## Problem description
Copy the entries word for word from their first line through the line containing "help-link[interactable]: Help bbox=[35, 1840, 126, 1890]", including both of those lines. Leave out the pictures.

## Spatial layout entries
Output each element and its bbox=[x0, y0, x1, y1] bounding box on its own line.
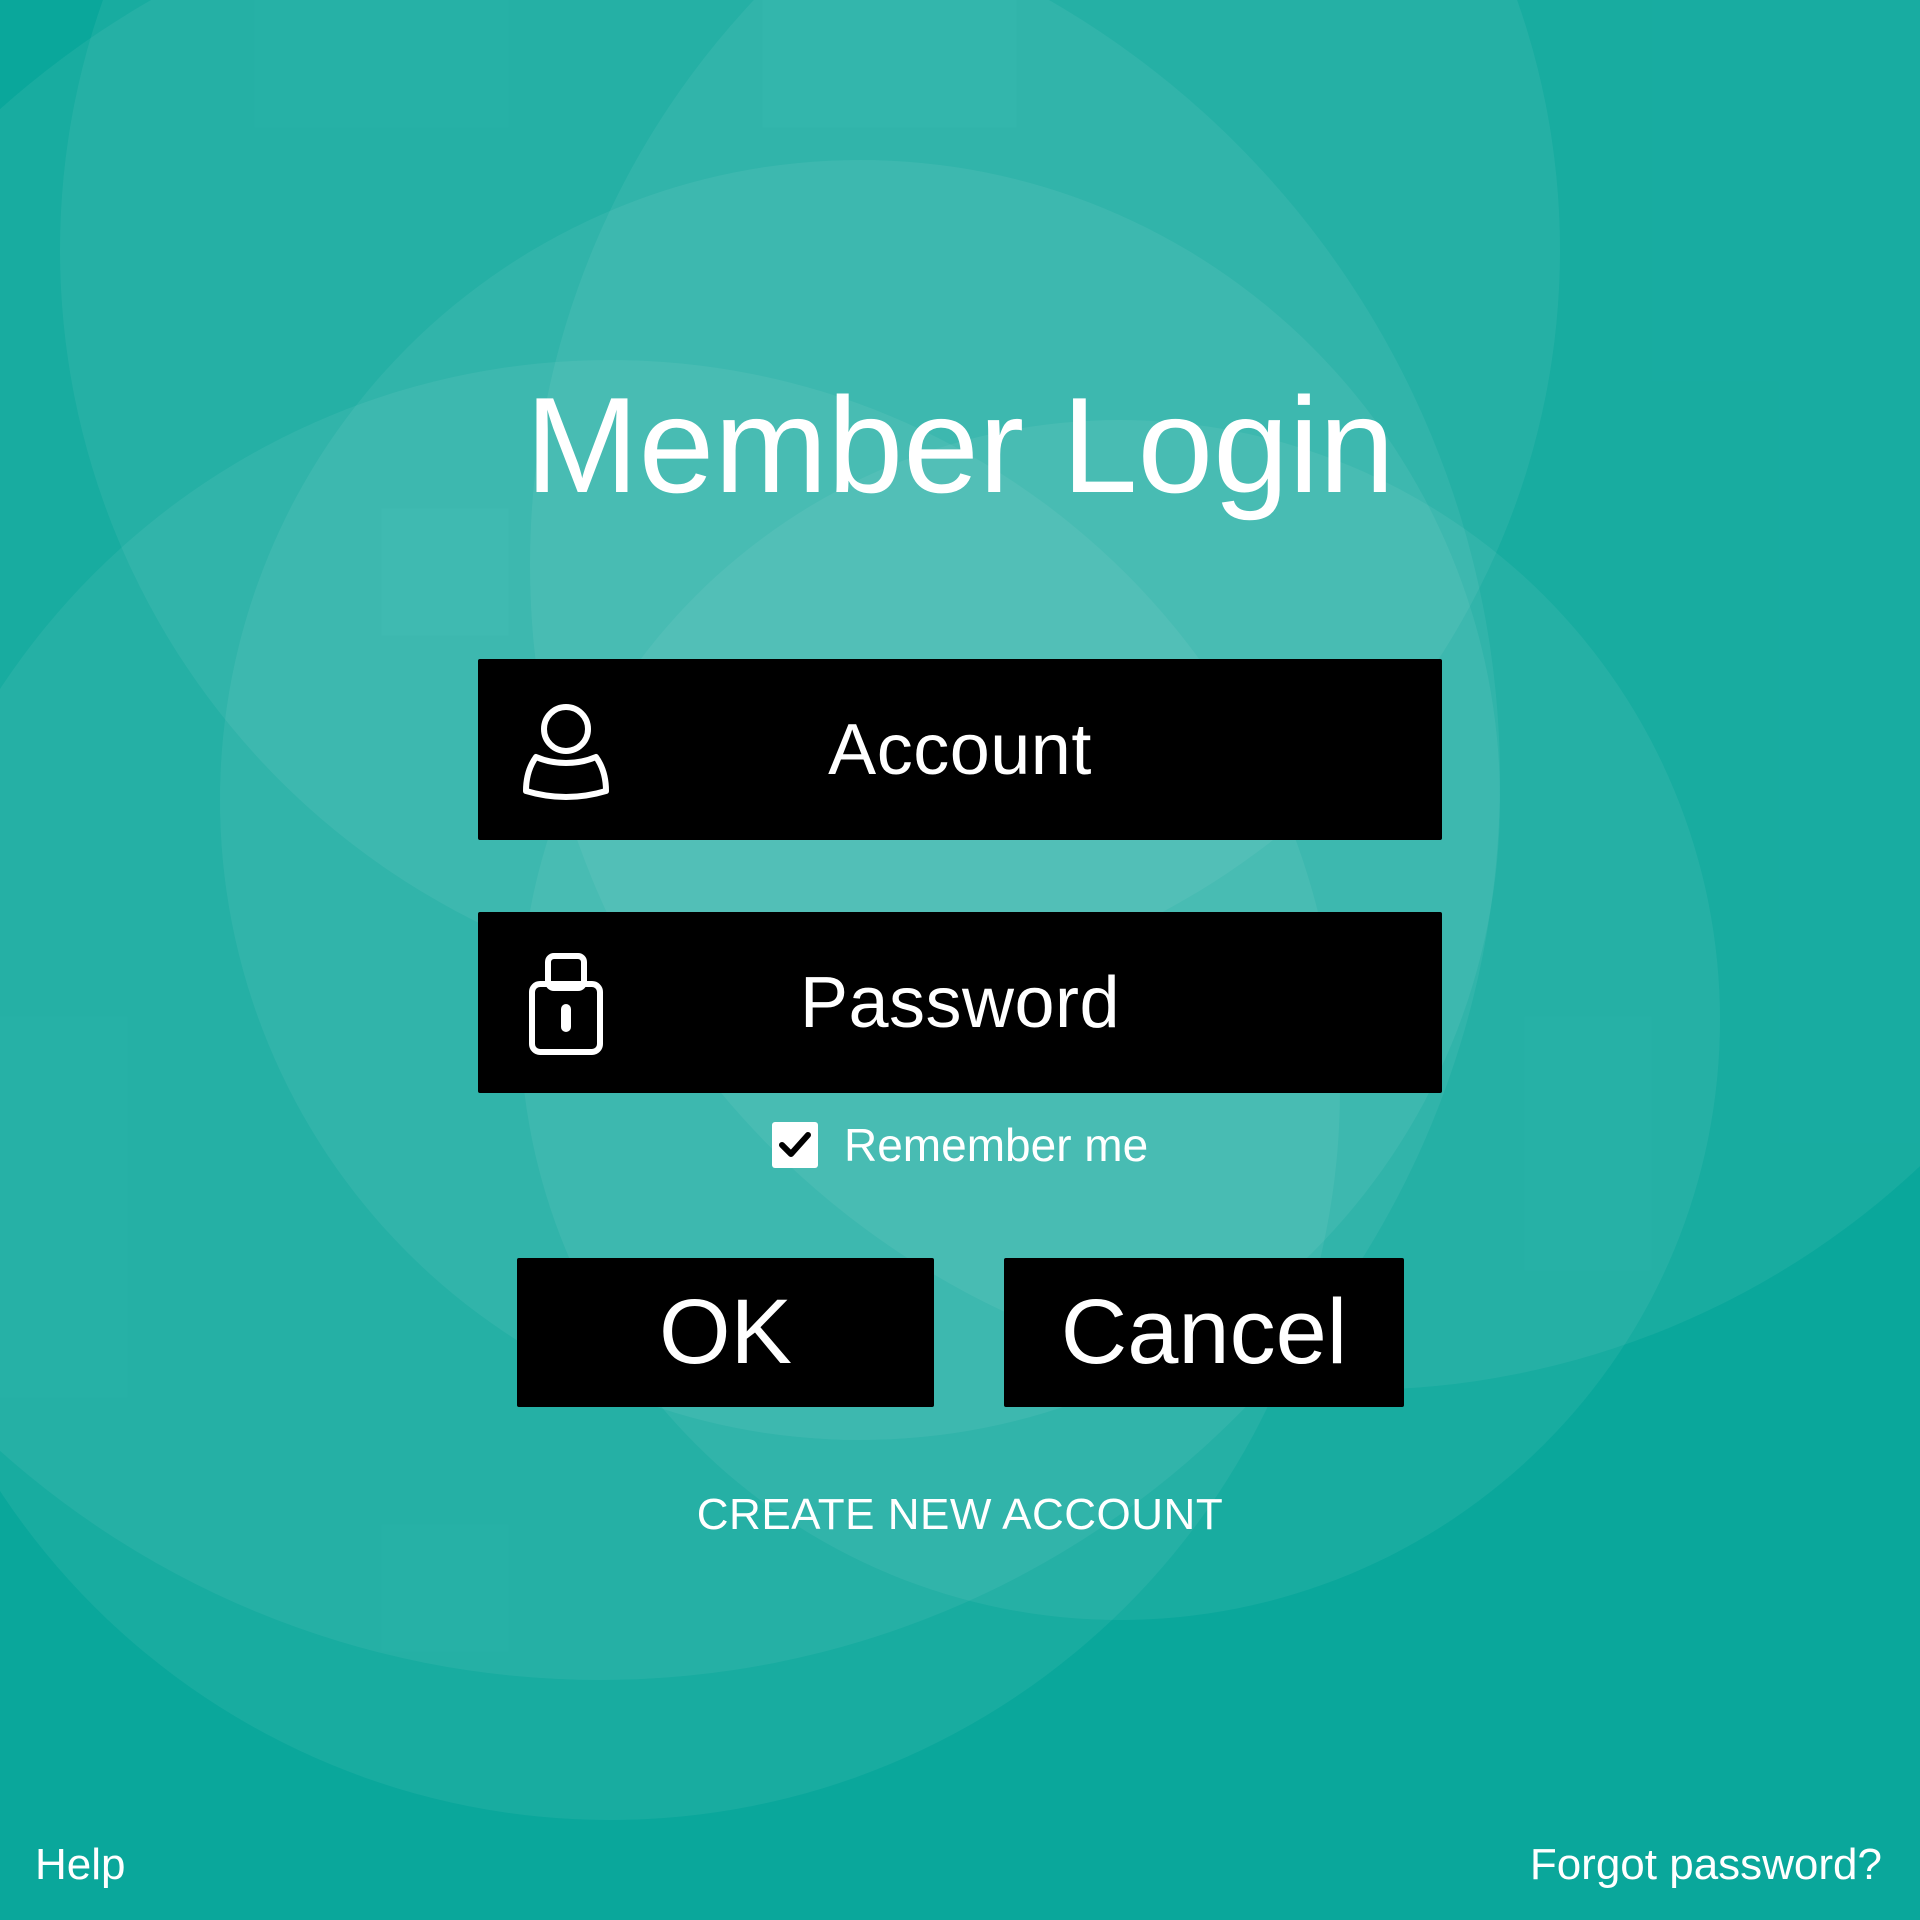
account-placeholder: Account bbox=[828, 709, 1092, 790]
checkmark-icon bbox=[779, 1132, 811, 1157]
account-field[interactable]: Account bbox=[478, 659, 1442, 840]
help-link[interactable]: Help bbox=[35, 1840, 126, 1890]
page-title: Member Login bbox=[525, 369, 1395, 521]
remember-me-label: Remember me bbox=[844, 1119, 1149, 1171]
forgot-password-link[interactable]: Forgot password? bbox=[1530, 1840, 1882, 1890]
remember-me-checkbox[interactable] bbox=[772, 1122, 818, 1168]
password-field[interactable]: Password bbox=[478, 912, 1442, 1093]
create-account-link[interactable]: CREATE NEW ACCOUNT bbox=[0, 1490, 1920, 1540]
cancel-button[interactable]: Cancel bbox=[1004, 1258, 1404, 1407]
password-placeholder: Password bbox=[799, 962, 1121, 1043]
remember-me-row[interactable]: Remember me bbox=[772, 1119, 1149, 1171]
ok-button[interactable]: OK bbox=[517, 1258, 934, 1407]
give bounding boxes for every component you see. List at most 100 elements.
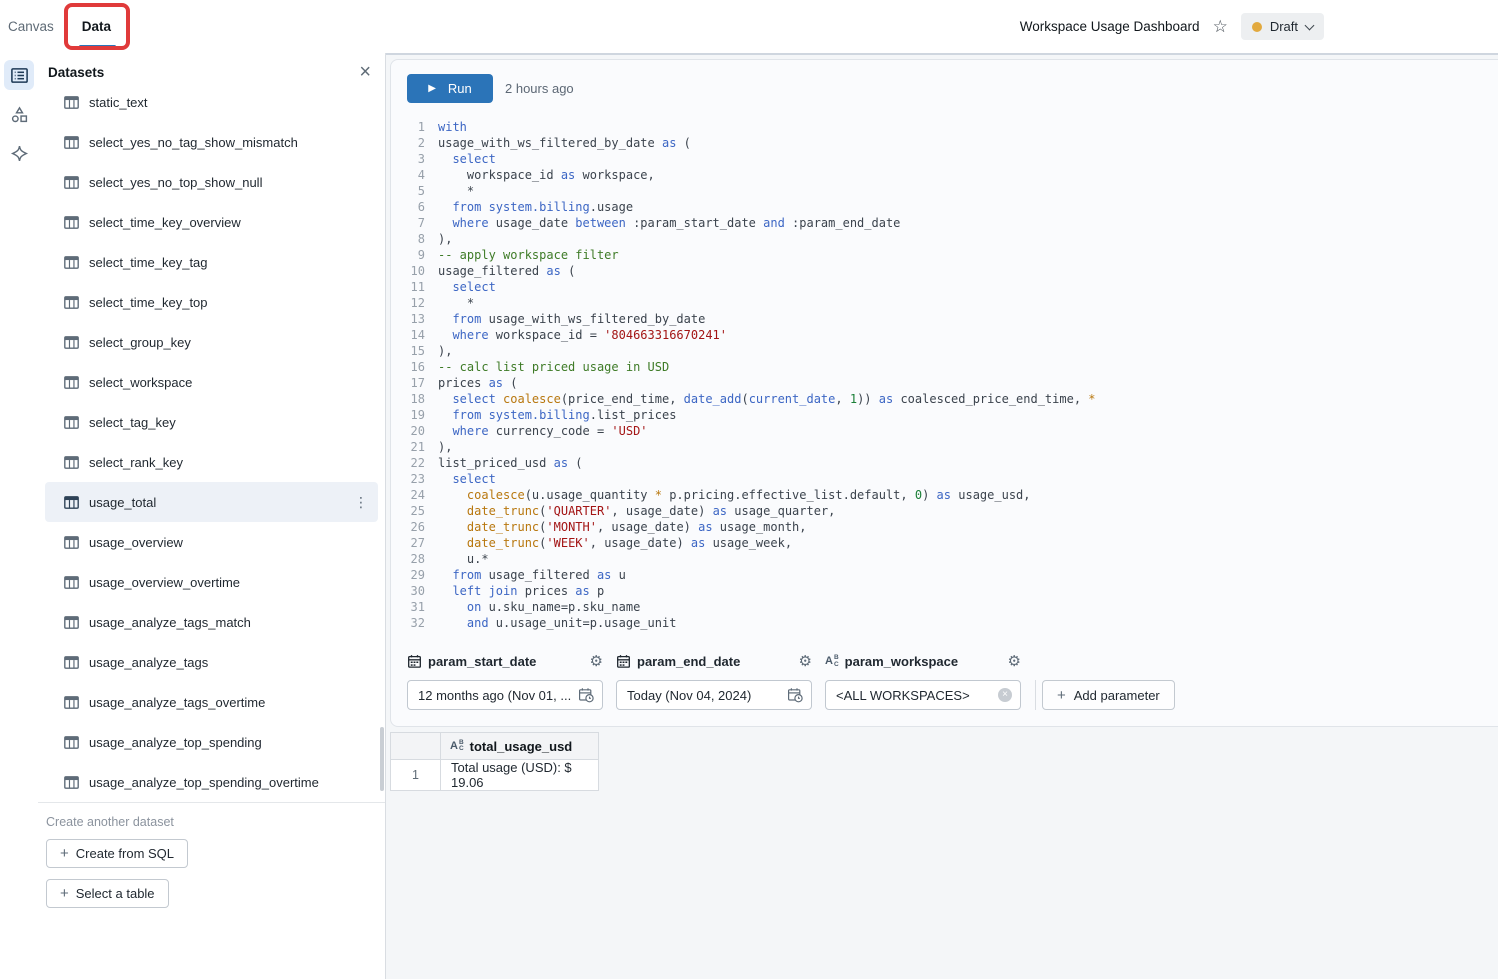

## Output for this task
Output each element and its bbox=[x0, y0, x1, y1] bounding box on its own line.
account-placeholder: Account bbox=[828, 709, 1092, 790]
checkmark-icon bbox=[779, 1132, 811, 1157]
account-field[interactable]: Account bbox=[478, 659, 1442, 840]
help-link[interactable]: Help bbox=[35, 1840, 126, 1890]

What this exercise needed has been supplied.